(TEXT BLOCK):
::::
So the Catholic church used their influence to sanction the execution of so-called "heretics" and now they do not. Somewhere in the middle they stopped supporting executions based on heresy.

Why did they stop? Was a formal reason given? This question sheds some great light as to when they stopped and began hinting as to why but doesn't really dig deep into it.

Important Note: The premise of my question is that the Catholic church had the de facto ability to convict and order executions based on so-called "heresy" and that it followed through with that ability. I acknowledge that technically the Catholic church itself never executed anyone, but through its influence on secular government had, in effect, the ability to execute through excommunication.

Some examples of this include The Massacre of Mérindol, Jan Hus, Cathar Crusade, Inquisitions, Joan of Arc, Priscillian, and the Stratford Massacre.

  • I'll agree with that; it seems to me that the sequence of events is that someone makes a heretical claim; they're perceived by the Church as a problem; they're then perceived by the government as a problem (if only because it would upset relations, often important, between government and the Church); they're executed by the government. If the government doesn't care about offending the Church, there won't be any executions. Jul 29, 2014 at 15:01
  • 1
    A good answer might need to consider the evolution of the use of the death penalty in general in Western states. It was an allowable punishment for theft until 1832 in England, for example.
    – Ben Dunlap
    Jul 29, 2014 at 21:40
  • Also related: The history of the Church's approval of torture.
    – user3961
    Jul 29, 2014 at 21:50

5 Answers 5


To the question, "When did the Church stop executing people" I answer that is a false premise. Probably akin to "when did you stop beating your wife?"

To the question, "Can a reasonable differentiation be made between the actions of the state acting in the name of religion and the policies of the religion proper?" I suggest that you look into emperor Otto and how (despite his apparent contrition, immediately drove the Pope into exile as soon as his excommunication was lifted). Or, perhaps more on topic, you could look at the consistent efforts of the Papacy to stem the violence brought by the Spanish Crown during the Spanish Inquisition. Several examples:

To the question, "When did the policy of Church enacted executions end?" This requires proof that the Church had a policy of executing criminals, as an entity independent of the state. The evidence to this is very lacking.

To the question, "When did the policy of Church-sanctioned executions end?" The answer is that it never has: given appropriate circumstances (rare in first-world countries), the Church does make allowance for the death penalty.
::::
(SUPPLIED INFORMATION):
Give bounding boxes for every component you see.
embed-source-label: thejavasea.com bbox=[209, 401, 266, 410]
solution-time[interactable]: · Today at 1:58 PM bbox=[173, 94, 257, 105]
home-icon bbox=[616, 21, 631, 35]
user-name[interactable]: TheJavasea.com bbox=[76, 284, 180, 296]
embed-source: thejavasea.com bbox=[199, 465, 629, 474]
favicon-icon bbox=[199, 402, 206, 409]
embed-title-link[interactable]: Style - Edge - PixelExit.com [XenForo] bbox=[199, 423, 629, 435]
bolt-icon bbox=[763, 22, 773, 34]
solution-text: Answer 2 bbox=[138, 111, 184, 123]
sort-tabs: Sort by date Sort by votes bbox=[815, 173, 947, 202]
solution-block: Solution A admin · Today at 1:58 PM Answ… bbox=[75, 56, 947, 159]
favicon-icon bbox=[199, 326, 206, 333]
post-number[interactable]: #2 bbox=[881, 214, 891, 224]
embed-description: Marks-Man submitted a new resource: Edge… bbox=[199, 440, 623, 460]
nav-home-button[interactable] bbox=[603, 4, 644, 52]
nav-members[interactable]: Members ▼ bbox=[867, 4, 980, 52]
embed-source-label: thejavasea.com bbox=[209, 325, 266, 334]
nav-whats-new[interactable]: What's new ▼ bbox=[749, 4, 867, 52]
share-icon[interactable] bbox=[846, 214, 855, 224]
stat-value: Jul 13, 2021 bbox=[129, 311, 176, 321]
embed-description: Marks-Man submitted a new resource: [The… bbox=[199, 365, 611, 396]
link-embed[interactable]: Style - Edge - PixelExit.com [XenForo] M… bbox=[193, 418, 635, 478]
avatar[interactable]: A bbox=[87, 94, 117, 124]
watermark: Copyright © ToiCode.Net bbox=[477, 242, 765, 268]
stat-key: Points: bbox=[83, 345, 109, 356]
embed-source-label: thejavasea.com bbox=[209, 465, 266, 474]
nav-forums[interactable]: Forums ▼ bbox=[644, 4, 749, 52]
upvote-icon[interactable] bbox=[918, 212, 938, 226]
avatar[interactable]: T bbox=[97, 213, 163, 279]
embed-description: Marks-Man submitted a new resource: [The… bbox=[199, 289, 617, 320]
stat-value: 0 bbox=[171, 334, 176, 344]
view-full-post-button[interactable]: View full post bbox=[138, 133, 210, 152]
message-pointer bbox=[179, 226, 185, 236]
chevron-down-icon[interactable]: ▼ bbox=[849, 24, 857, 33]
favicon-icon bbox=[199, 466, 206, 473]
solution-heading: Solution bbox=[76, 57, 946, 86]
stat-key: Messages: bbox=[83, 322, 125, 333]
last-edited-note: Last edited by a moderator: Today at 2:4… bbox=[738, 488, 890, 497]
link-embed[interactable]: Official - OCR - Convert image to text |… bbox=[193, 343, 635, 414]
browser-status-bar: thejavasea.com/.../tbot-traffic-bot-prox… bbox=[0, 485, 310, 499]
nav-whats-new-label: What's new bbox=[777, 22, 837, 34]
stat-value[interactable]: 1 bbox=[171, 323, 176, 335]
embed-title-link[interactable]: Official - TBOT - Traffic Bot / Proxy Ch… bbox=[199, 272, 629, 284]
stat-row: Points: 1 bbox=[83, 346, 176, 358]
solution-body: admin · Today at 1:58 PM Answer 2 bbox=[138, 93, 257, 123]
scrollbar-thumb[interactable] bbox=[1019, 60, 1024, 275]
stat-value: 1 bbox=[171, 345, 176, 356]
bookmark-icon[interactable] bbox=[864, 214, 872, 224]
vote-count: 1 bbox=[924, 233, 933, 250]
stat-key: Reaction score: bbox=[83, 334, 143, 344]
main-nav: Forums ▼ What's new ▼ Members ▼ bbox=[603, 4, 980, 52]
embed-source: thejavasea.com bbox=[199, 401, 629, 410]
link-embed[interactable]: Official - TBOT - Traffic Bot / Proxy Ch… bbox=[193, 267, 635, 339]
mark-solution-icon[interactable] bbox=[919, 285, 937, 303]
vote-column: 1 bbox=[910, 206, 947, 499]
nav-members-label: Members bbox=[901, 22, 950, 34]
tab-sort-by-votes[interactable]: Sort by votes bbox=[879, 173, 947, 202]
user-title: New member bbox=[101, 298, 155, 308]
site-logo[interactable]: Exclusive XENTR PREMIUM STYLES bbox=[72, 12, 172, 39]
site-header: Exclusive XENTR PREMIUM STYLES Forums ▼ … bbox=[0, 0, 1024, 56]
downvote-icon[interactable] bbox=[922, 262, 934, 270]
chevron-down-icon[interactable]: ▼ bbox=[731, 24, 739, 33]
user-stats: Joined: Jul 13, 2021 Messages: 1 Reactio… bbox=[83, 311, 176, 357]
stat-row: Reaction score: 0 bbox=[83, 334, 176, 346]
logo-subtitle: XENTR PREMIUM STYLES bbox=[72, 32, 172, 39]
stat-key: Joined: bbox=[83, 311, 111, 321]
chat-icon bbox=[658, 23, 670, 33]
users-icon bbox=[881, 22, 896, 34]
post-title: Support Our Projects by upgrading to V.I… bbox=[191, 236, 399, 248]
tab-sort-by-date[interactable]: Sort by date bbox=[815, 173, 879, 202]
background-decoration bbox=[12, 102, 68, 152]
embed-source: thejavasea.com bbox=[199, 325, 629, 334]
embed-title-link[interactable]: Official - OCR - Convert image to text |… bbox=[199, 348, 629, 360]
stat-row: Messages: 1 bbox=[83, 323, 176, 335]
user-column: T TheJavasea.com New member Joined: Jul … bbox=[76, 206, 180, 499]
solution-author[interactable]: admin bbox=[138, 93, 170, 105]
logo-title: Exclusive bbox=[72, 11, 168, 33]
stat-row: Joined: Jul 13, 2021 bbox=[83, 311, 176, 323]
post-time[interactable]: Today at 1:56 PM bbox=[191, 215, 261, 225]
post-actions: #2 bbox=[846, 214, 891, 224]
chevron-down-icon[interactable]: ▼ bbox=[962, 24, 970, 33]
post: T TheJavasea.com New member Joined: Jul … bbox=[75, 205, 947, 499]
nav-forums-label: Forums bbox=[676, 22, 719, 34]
::::
(WHAT THIS EXERCISE ASKS):
a: In the text about the Church and heresy, rewrite the passage from "So the Catholic" to "deep into it.", changing "executions" to "death sentences".
b: According to the text about the Church and heresy, until what year was death an allowable punishment for theft in England?

(SET OF ANSWERS):
a:
So the Catholic church used their influence to sanction the execution of so-called "heretics" and now they do not. Somewhere in the middle they stopped supporting death sentences based on heresy.

Why did they stop? Was a formal reason given? This question sheds some great light as to when they stopped and began hinting as to why but doesn't really dig deep into it.

b: Until 1832.